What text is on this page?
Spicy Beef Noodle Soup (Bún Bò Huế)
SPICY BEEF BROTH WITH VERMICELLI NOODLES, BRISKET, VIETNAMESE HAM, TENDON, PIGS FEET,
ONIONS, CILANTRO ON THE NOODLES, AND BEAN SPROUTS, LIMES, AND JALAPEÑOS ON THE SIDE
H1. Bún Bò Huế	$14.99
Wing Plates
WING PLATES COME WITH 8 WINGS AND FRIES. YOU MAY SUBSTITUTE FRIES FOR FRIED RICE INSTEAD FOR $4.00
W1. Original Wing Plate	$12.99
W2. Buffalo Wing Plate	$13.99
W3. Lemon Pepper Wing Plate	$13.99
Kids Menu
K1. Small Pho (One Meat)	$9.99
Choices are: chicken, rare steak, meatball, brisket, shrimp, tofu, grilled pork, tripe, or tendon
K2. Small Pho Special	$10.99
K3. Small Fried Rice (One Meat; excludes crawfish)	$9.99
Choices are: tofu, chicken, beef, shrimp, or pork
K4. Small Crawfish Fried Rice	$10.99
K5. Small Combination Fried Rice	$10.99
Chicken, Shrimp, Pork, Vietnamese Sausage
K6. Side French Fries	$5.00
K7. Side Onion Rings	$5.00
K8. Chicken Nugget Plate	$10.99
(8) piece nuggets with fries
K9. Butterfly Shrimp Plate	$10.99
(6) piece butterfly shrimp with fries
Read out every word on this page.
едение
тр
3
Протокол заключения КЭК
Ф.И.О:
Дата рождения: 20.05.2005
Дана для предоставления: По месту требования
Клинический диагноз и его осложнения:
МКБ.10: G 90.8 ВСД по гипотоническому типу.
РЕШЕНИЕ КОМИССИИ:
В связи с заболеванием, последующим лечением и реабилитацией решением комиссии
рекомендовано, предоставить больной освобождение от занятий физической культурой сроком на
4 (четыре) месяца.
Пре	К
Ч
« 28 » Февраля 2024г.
###
Problem description
Output all preceding records character for character.

Task solution
What text is on this page?
Spicy Beef Noodle Soup (Bún Bò Huế)
SPICY BEEF BROTH WITH VERMICELLI NOODLES, BRISKET, VIETNAMESE HAM, TENDON, PIGS FEET,
ONIONS, CILANTRO ON THE NOODLES, AND BEAN SPROUTS, LIMES, AND JALAPEÑOS ON THE SIDE
H1. Bún Bò Huế	$14.99
Wing Plates
WING PLATES COME WITH 8 WINGS AND FRIES. YOU MAY SUBSTITUTE FRIES FOR FRIED RICE INSTEAD FOR $4.00
W1. Original Wing Plate	$12.99
W2. Buffalo Wing Plate	$13.99
W3. Lemon Pepper Wing Plate	$13.99
Kids Menu
K1. Small Pho (One Meat)	$9.99
Choices are: chicken, rare steak, meatball, brisket, shrimp, tofu, grilled pork, tripe, or tendon
K2. Small Pho Special	$10.99
K3. Small Fried Rice (One Meat; excludes crawfish)	$9.99
Choices are: tofu, chicken, beef, shrimp, or pork
K4. Small Crawfish Fried Rice	$10.99
K5. Small Combination Fried Rice	$10.99
Chicken, Shrimp, Pork, Vietnamese Sausage
K6. Side French Fries	$5.00
K7. Side Onion Rings	$5.00
K8. Chicken Nugget Plate	$10.99
(8) piece nuggets with fries
K9. Butterfly Shrimp Plate	$10.99
(6) piece butterfly shrimp with fries
Read out every word on this page.
едение
тр
3
Протокол заключения КЭК
Ф.И.О:
Дата рождения: 20.05.2005
Дана для предоставления: По месту требования
Клинический диагноз и его осложнения:
МКБ.10: G 90.8 ВСД по гипотоническому типу.
РЕШЕНИЕ КОМИССИИ:
В связи с заболеванием, последующим лечением и реабилитацией решением комиссии
рекомендовано, предоставить больной освобождение от занятий физической культурой сроком на
4 (четыре) месяца.
Пре	К
Ч
« 28 » Февраля 2024г.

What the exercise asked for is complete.